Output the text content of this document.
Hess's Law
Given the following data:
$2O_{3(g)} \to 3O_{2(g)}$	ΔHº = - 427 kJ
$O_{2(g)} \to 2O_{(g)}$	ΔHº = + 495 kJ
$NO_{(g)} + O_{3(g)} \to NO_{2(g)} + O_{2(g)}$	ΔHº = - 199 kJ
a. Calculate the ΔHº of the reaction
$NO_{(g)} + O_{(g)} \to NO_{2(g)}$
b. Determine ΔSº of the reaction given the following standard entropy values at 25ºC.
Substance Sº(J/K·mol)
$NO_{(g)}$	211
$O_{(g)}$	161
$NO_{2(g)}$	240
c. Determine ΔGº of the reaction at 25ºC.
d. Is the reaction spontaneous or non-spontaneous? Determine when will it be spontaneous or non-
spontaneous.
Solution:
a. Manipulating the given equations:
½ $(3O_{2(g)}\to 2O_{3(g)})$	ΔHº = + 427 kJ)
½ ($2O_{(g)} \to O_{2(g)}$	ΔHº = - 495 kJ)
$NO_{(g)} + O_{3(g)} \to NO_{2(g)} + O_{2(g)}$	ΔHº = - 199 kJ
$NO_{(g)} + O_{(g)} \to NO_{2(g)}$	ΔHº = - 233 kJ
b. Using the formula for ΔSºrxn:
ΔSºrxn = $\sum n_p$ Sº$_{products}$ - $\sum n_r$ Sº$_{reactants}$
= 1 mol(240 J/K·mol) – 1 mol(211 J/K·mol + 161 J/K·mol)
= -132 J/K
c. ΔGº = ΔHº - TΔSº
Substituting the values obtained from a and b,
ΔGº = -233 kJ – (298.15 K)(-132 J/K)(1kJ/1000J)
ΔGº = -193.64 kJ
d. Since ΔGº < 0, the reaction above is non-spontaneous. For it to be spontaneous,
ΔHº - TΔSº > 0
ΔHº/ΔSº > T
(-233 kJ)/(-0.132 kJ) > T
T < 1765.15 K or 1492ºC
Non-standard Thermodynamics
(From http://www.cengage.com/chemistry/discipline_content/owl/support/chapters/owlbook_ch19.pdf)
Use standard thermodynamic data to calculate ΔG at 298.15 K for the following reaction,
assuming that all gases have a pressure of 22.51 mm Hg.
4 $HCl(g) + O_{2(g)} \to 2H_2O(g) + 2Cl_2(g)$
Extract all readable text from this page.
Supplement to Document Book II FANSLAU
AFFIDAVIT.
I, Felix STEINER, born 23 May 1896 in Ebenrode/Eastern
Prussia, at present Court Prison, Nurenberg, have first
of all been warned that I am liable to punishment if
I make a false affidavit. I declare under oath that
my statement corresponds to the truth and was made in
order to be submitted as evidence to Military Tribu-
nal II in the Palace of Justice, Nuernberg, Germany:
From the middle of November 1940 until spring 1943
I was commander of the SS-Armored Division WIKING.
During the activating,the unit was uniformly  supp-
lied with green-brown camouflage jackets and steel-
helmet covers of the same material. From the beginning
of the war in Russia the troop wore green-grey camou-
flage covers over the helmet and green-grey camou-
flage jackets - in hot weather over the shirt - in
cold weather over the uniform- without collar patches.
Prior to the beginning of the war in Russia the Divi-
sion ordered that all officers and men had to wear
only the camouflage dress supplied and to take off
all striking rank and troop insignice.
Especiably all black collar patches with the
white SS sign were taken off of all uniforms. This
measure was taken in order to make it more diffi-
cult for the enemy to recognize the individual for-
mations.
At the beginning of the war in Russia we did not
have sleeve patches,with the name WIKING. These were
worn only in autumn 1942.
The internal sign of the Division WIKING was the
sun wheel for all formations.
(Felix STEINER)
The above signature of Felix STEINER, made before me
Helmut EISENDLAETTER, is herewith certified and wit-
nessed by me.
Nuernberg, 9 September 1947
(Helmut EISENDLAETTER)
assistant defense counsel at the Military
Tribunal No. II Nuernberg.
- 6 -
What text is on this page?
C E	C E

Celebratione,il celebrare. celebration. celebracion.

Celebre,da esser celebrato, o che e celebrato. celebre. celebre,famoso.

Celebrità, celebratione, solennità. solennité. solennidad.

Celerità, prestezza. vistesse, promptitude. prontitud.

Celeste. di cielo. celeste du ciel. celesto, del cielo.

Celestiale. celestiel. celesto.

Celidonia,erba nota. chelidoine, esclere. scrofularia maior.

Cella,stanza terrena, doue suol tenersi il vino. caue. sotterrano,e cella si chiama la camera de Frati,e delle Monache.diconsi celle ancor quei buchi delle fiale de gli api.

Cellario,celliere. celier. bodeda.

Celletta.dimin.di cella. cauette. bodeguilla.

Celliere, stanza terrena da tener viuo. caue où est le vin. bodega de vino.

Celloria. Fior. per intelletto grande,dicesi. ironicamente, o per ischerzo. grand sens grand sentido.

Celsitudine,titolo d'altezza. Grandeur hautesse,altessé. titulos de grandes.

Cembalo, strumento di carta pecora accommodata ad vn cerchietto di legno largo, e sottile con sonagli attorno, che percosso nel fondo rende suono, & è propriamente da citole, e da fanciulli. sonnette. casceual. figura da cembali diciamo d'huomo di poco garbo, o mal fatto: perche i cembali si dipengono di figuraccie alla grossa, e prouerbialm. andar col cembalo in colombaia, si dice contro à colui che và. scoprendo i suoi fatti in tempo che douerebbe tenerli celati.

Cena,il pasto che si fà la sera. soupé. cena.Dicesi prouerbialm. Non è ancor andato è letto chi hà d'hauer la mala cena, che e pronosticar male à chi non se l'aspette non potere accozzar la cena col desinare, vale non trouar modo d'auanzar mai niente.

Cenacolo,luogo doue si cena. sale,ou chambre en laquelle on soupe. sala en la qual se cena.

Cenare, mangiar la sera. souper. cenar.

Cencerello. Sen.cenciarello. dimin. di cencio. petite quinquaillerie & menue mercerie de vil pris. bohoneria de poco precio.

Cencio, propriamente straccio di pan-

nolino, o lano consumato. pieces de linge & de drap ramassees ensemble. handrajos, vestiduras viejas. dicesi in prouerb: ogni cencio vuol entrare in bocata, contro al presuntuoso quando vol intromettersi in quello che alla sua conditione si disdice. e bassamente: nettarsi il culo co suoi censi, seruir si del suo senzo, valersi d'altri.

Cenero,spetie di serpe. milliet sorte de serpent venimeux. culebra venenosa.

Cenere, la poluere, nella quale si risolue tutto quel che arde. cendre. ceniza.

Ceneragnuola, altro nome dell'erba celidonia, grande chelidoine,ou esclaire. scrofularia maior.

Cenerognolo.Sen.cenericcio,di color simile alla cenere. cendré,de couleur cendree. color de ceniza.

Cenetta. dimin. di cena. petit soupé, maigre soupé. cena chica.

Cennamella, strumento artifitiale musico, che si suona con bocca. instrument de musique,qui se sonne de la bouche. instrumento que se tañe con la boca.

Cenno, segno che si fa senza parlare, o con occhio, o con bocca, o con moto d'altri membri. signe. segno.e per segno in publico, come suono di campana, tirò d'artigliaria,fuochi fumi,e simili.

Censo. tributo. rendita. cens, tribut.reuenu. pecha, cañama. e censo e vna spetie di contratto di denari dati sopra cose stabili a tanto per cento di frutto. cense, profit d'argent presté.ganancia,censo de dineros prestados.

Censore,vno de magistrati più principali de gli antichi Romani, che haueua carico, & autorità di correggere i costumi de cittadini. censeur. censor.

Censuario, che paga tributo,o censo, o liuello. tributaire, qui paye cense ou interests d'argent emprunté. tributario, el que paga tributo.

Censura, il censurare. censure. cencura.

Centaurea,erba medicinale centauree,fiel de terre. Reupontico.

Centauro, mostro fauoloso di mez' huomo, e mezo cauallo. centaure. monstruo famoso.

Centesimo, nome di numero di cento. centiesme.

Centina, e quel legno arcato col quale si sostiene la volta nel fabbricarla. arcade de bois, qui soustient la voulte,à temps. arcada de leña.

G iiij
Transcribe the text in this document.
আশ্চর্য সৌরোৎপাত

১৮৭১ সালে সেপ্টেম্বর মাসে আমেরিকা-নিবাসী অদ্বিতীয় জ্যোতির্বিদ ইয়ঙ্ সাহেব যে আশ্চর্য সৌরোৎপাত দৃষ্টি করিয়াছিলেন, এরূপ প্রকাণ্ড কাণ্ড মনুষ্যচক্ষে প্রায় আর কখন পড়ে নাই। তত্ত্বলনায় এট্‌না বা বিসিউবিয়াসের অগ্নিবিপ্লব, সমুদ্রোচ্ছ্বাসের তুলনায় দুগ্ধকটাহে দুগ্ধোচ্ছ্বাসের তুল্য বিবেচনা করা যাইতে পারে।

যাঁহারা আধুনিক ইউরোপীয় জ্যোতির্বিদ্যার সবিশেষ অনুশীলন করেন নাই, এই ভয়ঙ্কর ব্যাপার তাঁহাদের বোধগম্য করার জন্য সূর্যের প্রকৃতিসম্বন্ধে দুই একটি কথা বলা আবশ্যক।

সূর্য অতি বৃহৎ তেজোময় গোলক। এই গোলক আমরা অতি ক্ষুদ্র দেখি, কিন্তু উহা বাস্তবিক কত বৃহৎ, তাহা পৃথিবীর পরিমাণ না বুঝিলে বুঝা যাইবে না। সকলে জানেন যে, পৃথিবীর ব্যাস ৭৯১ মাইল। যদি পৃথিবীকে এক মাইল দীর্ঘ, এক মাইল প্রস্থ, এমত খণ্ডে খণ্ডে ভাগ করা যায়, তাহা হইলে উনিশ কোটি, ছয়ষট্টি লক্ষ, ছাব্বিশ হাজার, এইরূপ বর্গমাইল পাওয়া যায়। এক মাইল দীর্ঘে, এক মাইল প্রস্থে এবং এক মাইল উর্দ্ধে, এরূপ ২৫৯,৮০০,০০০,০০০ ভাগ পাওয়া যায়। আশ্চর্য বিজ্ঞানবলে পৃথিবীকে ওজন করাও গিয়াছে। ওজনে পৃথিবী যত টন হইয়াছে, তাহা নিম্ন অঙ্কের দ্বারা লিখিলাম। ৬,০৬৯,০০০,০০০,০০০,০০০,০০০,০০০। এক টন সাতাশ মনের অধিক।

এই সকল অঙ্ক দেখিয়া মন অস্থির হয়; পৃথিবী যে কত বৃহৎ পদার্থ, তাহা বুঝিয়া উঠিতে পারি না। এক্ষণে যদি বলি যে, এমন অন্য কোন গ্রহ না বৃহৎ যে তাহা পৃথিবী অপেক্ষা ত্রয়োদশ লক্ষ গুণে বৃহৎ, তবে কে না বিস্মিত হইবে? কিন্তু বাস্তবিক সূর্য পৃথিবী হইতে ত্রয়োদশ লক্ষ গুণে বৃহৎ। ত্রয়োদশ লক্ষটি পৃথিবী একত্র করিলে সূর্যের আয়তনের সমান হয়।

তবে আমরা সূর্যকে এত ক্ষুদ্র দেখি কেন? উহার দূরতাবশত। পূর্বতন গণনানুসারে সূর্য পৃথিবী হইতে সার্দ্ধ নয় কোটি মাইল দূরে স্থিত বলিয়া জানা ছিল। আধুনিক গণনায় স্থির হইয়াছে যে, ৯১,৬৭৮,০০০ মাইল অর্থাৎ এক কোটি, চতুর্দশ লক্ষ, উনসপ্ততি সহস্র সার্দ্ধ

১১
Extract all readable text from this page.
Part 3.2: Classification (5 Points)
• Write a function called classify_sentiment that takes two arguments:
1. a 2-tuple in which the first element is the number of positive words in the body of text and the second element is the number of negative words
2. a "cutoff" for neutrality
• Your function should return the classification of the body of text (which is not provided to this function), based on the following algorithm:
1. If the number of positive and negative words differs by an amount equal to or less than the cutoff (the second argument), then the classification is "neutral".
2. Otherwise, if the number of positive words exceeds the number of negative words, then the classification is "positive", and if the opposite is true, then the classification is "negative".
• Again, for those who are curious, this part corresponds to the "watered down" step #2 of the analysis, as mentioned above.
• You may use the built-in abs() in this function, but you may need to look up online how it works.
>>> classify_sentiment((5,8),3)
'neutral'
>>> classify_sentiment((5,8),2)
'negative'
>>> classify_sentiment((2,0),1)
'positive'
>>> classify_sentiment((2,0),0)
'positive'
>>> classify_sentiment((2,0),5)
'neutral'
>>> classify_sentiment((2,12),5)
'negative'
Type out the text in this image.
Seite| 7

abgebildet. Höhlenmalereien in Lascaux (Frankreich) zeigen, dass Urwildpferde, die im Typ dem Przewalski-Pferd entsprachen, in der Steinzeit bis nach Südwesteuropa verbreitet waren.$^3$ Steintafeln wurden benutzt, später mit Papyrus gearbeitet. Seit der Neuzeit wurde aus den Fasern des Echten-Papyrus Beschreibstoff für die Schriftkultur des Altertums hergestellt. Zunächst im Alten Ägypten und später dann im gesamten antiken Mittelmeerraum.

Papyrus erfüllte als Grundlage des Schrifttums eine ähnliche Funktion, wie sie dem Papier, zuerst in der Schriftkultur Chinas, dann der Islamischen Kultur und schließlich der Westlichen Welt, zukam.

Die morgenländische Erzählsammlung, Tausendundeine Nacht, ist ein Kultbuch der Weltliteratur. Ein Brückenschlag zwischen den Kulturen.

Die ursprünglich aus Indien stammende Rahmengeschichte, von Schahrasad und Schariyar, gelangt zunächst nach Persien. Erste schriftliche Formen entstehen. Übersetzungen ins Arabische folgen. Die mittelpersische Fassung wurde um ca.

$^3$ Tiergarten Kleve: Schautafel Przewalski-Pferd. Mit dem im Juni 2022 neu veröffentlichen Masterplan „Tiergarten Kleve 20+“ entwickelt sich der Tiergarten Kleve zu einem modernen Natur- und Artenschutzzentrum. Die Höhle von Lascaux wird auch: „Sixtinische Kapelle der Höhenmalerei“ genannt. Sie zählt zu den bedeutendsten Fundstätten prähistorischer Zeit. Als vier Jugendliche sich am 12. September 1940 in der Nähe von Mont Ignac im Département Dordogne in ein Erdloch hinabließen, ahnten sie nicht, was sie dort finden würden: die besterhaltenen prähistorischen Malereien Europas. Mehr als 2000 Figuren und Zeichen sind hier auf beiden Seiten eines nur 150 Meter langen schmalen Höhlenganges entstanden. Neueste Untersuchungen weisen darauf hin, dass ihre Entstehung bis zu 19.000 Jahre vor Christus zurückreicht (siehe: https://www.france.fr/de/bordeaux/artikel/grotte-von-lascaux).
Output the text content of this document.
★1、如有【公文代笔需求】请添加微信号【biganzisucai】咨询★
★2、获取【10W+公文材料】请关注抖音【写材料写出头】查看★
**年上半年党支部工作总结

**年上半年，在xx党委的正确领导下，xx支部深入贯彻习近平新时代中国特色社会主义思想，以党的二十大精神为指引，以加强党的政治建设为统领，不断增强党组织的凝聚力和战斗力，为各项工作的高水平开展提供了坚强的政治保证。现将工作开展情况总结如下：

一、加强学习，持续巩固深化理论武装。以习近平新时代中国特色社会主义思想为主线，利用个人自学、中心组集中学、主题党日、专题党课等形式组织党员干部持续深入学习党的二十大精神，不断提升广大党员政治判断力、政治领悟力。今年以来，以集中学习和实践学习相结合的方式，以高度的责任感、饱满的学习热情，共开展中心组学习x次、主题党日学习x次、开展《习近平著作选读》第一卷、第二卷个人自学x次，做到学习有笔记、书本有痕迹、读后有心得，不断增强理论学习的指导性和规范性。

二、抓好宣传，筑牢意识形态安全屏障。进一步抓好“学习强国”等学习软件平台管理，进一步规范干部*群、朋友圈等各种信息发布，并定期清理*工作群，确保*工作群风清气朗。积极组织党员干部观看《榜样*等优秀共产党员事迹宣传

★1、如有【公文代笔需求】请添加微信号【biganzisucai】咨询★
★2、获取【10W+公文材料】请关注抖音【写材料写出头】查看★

Your instructions: List each line of the records that holds the string "Przewalski".

Written response:
abgebildet. Höhlenmalereien in Lascaux (Frankreich) zeigen, dass Urwildpferde, die im Typ dem Przewalski-Pferd entsprachen, in der Steinzeit bis nach Südwesteuropa verbreitet waren.$^3$ Steintafeln wurden benutzt, später mit Papyrus gearbeitet. Seit der Neuzeit wurde aus den Fasern des Echten-Papyrus Beschreibstoff für die Schriftkultur des Altertums hergestellt. Zunächst im Alten Ägypten und später dann im gesamten antiken Mittelmeerraum.
$^3$ Tiergarten Kleve: Schautafel Przewalski-Pferd. Mit dem im Juni 2022 neu veröffentlichen Masterplan „Tiergarten Kleve 20+“ entwickelt sich der Tiergarten Kleve zu einem modernen Natur- und Artenschutzzentrum. Die Höhle von Lascaux wird auch: „Sixtinische Kapelle der Höhenmalerei“ genannt. Sie zählt zu den bedeutendsten Fundstätten prähistorischer Zeit. Als vier Jugendliche sich am 12. September 1940 in der Nähe von Mont Ignac im Département Dordogne in ein Erdloch hinabließen, ahnten sie nicht, was sie dort finden würden: die besterhaltenen prähistorischen Malereien Europas. Mehr als 2000 Figuren und Zeichen sind hier auf beiden Seiten eines nur 150 Meter langen schmalen Höhlenganges entstanden. Neueste Untersuchungen weisen darauf hin, dass ihre Entstehung bis zu 19.000 Jahre vor Christus zurückreicht (siehe: https://www.france.fr/de/bordeaux/artikel/grotte-von-lascaux).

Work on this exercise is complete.